Jobs ->
(A) List every section heading that appears in the prospectus excerpt.
(B) According to the prospectus excerpt, what is the primary Transfer Agent and Registrar for the Common Stock, and where is it located?

DELAWARE LAW AND CERTAIN CHARTER PROVISIONS
 
  The Company is subject to the provisions of Section 203 of the General
Corporation Law of Delaware. In general, this statute prohibits a publicly held
Delaware corporation from engaging in a "business combination" with an
"interested stockholder" for a period of three years after the date of the
transaction in which the person becomes an interested stockholder, unless the
business combination is approved in a prescribed manner. An "interested
stockholder" is a person who, together with affiliates and associates, owns (or
within the prior three years did own) 15% or more of the corporation's voting
stock.
 
  In addition to Section 203 of the General Corporation Law of Delaware and the
Preferred Share Purchase Rights, the Charter contains several provisions that
may discourage certain transactions involving an actual or threatened change of
control of the Company.
 
  For example, the Charter requires that certain business combinations and
other combinations involving the Company and a holder of 10% or more of its
voting securities be approved by at least 66% of all shares having voting
rights.
 
  The foregoing provisions of the General Corporation Law of Delaware and the
Charter are intended to encourage persons seeking to acquire control of the
Company to consult first with the Board of Directors to permit negotiation of
the terms of any proposed business combination or offer. They may, however,
also have the effect of discouraging a third party from attempting to acquire
control of the Company. In addition, since these provisions are designed to
discourage accumulations of large blocks of stock by third parties who wish to
gain control of the Company, such provisions may reduce the temporary market
price fluctuations caused by such accumulations.
 
TRANSFER AGENT AND REGISTRAR
 
  The primary Transfer Agent and Registrar for the Common Stock is Chemical
Bank, located in New York, New York.
 
                              PLAN OF DISTRIBUTION
   
  The distribution of the shares offered hereby by the Selling Stockholders may
be effected promptly after the effective date of the Registration Statement of
which this Prospectus is a part in one or more transactions at market prices
prevailing at the time of sale or in negotiated transactions, or otherwise, at
varying prices to be determined at the time of each sale, in each case in
accordance with the terms of the Common Stock Registration Rights Agreement
between the Company and the Selling Stockholders. Such transactions may be
effected on a stock exchange or the over-the-counter market. The Selling
Stockholders will effect such transactions by selling shares to or through
Goldman, Sachs & Co., and Goldman, Sachs & Co. will receive compensation in the
form of discounts or commissions from the Company and commissions from
purchasers of shares for whom they may act as agent. Such discounts or
commissions will not exceed those customary     
 
                                       20
<PAGE>
 
   
for the types of transactions involved and are expected to be approximately
$   . The Company has agreed to indemnify the Selling Stockholders and certain
control and other related persons in certain circumstances against certain
liabilities, including liabilities under the Securities Act. The Selling
Stockholders have agreed to indemnify the Company and certain control and
related persons against certain liabilities, including liabilities under the
Securities Act, but only in limited circumstances arising out of such Selling
Stockholders having furnished incorrect written information to the Company for
use in this Registration Statement. The Company and the Selling Stockholders
have also agreed to indemnify Goldman, Sachs & Co. from certain liabilities,
including liabilities under the Securities Act.

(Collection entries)

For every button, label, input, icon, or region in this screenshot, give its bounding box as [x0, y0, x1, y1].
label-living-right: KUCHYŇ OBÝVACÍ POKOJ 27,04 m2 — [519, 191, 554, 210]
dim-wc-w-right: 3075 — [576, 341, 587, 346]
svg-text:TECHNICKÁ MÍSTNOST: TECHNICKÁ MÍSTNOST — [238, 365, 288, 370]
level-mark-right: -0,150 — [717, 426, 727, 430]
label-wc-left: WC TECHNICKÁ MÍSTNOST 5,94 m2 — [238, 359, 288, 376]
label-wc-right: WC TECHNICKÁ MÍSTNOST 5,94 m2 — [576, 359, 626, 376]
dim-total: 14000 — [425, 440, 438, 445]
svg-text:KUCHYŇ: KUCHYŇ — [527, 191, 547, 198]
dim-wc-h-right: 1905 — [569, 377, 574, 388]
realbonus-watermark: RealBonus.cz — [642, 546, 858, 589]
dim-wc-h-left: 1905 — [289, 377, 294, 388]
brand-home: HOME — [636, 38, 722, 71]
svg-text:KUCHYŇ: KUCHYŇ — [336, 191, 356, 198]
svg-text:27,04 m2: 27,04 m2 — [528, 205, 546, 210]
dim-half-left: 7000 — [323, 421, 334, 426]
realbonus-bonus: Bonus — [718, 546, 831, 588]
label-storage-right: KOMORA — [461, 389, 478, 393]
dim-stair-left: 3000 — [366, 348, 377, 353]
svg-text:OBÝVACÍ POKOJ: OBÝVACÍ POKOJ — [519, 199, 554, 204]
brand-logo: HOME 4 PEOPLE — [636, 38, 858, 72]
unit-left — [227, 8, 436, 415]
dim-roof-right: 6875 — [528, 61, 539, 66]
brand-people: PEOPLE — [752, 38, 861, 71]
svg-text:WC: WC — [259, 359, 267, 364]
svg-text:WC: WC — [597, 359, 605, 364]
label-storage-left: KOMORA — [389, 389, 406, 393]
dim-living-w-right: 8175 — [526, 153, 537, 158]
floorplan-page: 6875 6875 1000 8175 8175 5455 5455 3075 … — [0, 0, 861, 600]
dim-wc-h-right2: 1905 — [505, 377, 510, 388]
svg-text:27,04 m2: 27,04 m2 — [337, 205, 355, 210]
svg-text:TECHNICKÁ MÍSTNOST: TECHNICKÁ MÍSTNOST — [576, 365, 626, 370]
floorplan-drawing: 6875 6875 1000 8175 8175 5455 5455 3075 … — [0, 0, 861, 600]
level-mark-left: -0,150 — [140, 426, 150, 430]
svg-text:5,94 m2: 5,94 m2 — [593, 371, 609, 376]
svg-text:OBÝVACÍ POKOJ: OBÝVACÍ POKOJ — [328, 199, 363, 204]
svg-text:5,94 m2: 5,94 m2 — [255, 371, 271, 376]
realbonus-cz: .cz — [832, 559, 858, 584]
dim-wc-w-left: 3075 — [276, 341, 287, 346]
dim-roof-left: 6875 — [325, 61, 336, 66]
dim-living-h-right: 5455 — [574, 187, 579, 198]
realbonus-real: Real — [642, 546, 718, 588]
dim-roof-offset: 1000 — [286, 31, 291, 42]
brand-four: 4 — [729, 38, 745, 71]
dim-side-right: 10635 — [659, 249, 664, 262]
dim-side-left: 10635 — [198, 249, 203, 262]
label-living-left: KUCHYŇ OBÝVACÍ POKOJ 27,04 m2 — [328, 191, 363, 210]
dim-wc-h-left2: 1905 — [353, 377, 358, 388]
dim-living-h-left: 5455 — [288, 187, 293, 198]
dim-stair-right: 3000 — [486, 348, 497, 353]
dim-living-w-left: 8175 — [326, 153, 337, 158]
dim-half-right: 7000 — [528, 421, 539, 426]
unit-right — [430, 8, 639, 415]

Solutions to the problems ->
(A)
DELAWARE LAW AND CERTAIN CHARTER PROVISIONS
TRANSFER AGENT AND REGISTRAR
PLAN OF DISTRIBUTION

(B) Chemical Bank, located in New York, New York.